Search the data for "können". Each line containing it is to be copied.

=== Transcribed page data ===
◆ ◆ ◆ ◆

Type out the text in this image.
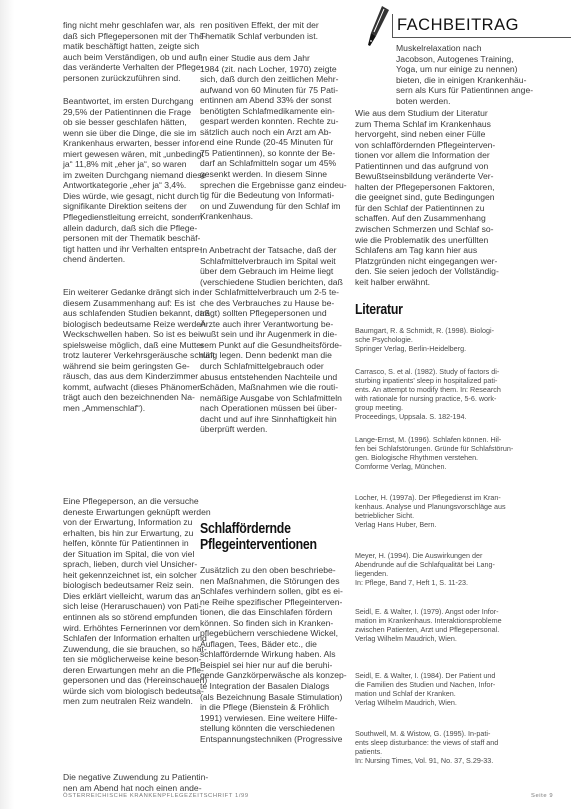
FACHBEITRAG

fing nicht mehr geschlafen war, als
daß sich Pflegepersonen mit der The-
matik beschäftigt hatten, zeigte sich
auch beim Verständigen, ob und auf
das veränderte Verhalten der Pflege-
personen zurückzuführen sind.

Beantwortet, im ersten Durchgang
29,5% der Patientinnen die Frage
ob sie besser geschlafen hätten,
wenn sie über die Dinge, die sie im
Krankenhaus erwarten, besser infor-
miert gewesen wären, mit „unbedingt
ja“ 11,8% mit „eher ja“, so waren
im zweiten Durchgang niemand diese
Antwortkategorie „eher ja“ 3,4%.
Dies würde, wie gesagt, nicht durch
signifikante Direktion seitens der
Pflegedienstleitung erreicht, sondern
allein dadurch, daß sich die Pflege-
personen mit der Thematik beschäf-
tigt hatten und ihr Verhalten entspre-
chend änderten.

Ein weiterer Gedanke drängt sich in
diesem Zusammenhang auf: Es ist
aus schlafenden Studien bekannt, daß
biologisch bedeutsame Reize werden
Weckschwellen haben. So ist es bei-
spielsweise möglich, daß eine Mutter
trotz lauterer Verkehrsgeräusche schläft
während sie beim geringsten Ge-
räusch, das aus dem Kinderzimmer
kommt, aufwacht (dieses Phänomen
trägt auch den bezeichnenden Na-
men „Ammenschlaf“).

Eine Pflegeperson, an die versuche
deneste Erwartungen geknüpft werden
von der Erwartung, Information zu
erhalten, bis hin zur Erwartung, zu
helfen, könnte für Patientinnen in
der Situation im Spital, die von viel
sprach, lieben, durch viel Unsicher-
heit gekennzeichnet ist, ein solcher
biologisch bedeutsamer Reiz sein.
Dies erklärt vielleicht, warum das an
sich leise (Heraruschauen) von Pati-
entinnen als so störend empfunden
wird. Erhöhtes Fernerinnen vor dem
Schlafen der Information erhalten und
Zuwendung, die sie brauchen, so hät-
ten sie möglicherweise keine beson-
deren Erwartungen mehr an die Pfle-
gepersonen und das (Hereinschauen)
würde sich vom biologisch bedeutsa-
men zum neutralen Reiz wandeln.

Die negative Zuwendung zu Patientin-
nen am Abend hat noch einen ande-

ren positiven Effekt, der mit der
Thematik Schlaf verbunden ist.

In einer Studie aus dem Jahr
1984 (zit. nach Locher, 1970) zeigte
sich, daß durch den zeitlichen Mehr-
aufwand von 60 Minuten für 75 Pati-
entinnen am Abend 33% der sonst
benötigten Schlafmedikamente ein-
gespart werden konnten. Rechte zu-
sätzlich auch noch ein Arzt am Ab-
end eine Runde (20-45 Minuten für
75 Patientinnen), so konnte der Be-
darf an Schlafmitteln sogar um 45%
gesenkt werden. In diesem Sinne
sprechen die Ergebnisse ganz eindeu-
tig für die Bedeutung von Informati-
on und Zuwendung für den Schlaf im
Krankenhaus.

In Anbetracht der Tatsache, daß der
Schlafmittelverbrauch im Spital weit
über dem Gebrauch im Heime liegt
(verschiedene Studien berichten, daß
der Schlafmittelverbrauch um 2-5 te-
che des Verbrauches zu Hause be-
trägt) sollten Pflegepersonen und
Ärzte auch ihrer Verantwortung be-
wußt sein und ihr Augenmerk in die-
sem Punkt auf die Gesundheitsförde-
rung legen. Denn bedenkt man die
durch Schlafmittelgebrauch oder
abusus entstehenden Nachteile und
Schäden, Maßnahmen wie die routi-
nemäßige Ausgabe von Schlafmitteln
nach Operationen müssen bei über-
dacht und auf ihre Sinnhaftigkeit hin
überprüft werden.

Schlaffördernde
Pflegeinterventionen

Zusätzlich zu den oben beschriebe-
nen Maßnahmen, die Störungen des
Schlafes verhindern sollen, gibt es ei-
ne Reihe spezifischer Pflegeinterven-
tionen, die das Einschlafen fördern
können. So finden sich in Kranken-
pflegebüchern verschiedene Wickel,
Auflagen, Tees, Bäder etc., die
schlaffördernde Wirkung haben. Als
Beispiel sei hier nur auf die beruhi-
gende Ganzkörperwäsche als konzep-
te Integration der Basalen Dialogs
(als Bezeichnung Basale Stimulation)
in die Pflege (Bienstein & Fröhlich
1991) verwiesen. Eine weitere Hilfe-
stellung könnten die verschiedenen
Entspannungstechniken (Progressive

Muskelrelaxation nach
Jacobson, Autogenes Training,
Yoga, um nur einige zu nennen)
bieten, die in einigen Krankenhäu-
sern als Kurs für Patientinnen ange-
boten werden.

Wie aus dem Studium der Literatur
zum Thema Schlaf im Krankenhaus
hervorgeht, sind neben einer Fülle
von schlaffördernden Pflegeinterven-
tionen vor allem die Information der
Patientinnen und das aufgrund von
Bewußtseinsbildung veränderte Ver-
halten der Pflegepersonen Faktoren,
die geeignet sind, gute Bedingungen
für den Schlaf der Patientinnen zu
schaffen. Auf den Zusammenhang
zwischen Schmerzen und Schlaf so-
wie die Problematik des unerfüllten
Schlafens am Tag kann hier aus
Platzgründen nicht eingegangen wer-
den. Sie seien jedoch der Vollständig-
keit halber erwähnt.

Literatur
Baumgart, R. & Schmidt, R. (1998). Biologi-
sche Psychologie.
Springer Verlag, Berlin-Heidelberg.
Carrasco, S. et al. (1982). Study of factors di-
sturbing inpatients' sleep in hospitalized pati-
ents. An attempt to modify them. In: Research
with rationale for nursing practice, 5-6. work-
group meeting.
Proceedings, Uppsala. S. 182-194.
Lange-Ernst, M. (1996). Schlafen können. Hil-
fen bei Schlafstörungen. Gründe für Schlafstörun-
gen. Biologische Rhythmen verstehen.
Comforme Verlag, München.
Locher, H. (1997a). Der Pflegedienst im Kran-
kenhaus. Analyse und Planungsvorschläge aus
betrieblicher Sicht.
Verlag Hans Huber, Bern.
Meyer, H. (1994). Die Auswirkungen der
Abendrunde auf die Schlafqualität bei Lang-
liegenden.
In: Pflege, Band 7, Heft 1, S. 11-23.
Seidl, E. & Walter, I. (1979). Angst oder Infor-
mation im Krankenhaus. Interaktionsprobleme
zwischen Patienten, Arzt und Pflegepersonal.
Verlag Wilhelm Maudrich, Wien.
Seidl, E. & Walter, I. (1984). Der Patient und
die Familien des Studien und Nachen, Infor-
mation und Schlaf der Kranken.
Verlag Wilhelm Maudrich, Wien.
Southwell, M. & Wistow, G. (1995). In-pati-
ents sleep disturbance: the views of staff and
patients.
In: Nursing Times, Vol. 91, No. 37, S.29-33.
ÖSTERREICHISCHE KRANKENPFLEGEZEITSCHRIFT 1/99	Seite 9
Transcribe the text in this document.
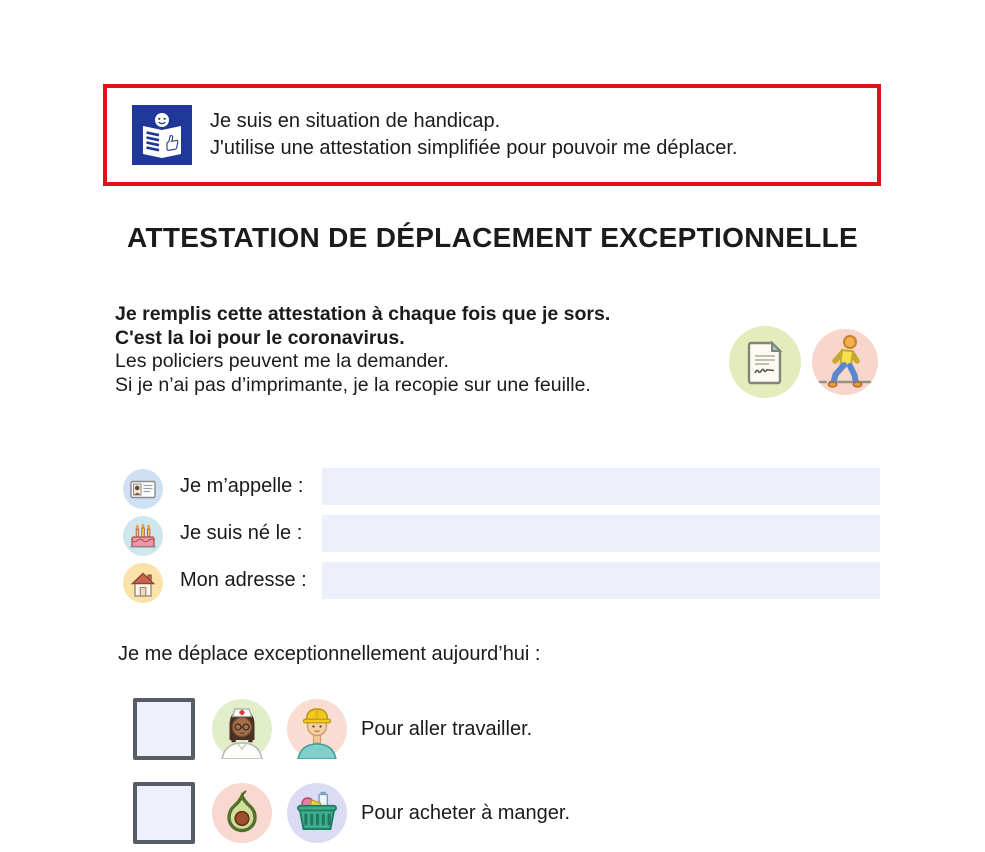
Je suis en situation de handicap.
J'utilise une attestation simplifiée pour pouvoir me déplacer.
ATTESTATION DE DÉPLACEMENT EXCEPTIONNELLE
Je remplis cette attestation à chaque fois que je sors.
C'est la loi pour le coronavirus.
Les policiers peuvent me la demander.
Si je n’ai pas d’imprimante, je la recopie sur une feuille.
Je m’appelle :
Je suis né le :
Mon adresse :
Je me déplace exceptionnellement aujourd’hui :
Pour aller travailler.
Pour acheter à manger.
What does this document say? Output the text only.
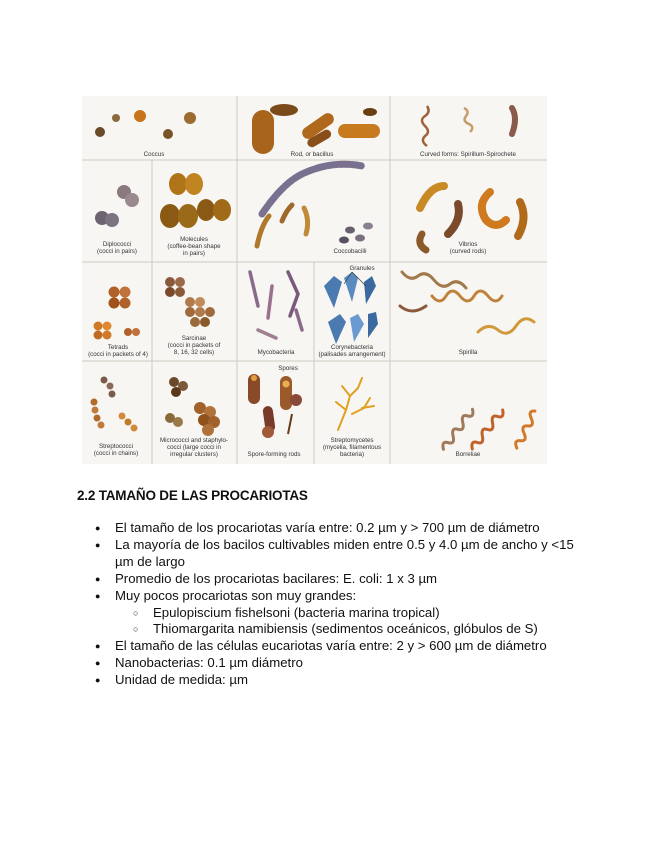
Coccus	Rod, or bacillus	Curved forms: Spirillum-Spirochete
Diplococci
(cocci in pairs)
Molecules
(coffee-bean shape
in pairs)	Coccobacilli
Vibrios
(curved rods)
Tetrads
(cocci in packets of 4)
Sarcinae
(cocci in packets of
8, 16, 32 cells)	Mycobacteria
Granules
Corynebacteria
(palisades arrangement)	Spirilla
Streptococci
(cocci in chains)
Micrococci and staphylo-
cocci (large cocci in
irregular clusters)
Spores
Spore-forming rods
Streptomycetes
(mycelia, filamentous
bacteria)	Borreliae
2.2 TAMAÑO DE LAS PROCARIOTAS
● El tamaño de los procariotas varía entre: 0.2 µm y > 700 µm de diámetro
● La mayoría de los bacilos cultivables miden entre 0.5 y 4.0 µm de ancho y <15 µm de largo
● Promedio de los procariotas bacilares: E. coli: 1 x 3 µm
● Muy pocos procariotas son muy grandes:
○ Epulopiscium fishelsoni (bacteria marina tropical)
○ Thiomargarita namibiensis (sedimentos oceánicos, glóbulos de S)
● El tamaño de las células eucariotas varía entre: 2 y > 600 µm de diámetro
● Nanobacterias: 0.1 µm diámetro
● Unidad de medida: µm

◆ ◆ ◆ ◆

=== Problem solution ===
können. So finden sich in Kranken-
Lange-Ernst, M. (1996). Schlafen können. Hil-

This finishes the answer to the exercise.